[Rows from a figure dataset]

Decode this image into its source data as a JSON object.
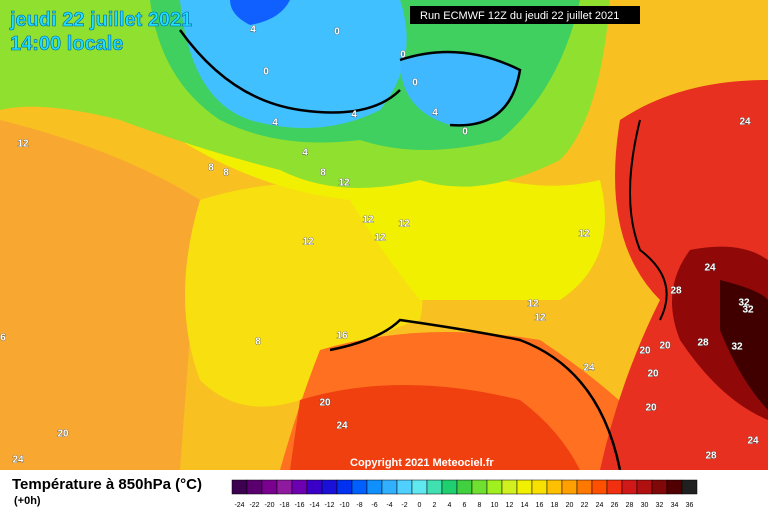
{
  "header": {
    "date": "jeudi 22 juillet 2021",
    "time": "14:00 locale",
    "run": "Run ECMWF 12Z du jeudi 22 juillet 2021"
  },
  "map": {
    "copyright": "Copyright 2021 Meteociel.fr",
    "contour_labels": [
      4,
      0,
      0,
      0,
      0,
      4,
      0,
      4,
      4,
      4,
      8,
      8,
      8,
      12,
      12,
      12,
      12,
      12,
      12,
      12,
      8,
      16,
      12,
      12,
      6,
      20,
      24,
      20,
      24,
      24,
      24,
      28,
      32,
      32,
      28,
      32,
      20,
      20,
      24,
      20,
      20,
      24,
      28
    ]
  },
  "legend": {
    "title": "Température à 850hPa (°C)",
    "subtitle": "(+0h)",
    "ticks": [
      -24,
      -22,
      -20,
      -18,
      -16,
      -14,
      -12,
      -10,
      -8,
      -6,
      -4,
      -2,
      0,
      2,
      4,
      6,
      8,
      10,
      12,
      14,
      16,
      18,
      20,
      22,
      24,
      26,
      28,
      30,
      32,
      34,
      36
    ],
    "colors": [
      "#3d0050",
      "#5a006e",
      "#7a0090",
      "#8f1aa0",
      "#6d00b0",
      "#3a00c8",
      "#1a10d8",
      "#0030f0",
      "#0060ff",
      "#1090ff",
      "#30b0ff",
      "#50d0ff",
      "#60e8f0",
      "#40e0b0",
      "#20d070",
      "#40d040",
      "#70e030",
      "#a0f020",
      "#d0f020",
      "#f0f000",
      "#f8e000",
      "#ffc000",
      "#ffa000",
      "#ff7800",
      "#ff5000",
      "#f03010",
      "#d01818",
      "#b01010",
      "#800808",
      "#500000",
      "#202020"
    ]
  }
}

_What this task involves_
Each entry should be repeated exactly as it appears; the pictures stay out.

_In response_
Decode this image into its source data as a JSON object.
{
  "header": {
    "date": "jeudi 22 juillet 2021",
    "time": "14:00 locale",
    "run": "Run ECMWF 12Z du jeudi 22 juillet 2021"
  },
  "map": {
    "copyright": "Copyright 2021 Meteociel.fr",
    "contour_labels": [
      4,
      0,
      0,
      0,
      0,
      4,
      0,
      4,
      4,
      4,
      8,
      8,
      8,
      12,
      12,
      12,
      12,
      12,
      12,
      12,
      8,
      16,
      12,
      12,
      6,
      20,
      24,
      20,
      24,
      24,
      24,
      28,
      32,
      32,
      28,
      32,
      20,
      20,
      24,
      20,
      20,
      24,
      28
    ]
  },
  "legend": {
    "title": "Température à 850hPa (°C)",
    "subtitle": "(+0h)",
    "ticks": [
      -24,
      -22,
      -20,
      -18,
      -16,
      -14,
      -12,
      -10,
      -8,
      -6,
      -4,
      -2,
      0,
      2,
      4,
      6,
      8,
      10,
      12,
      14,
      16,
      18,
      20,
      22,
      24,
      26,
      28,
      30,
      32,
      34,
      36
    ],
    "colors": [
      "#3d0050",
      "#5a006e",
      "#7a0090",
      "#8f1aa0",
      "#6d00b0",
      "#3a00c8",
      "#1a10d8",
      "#0030f0",
      "#0060ff",
      "#1090ff",
      "#30b0ff",
      "#50d0ff",
      "#60e8f0",
      "#40e0b0",
      "#20d070",
      "#40d040",
      "#70e030",
      "#a0f020",
      "#d0f020",
      "#f0f000",
      "#f8e000",
      "#ffc000",
      "#ffa000",
      "#ff7800",
      "#ff5000",
      "#f03010",
      "#d01818",
      "#b01010",
      "#800808",
      "#500000",
      "#202020"
    ]
  }
}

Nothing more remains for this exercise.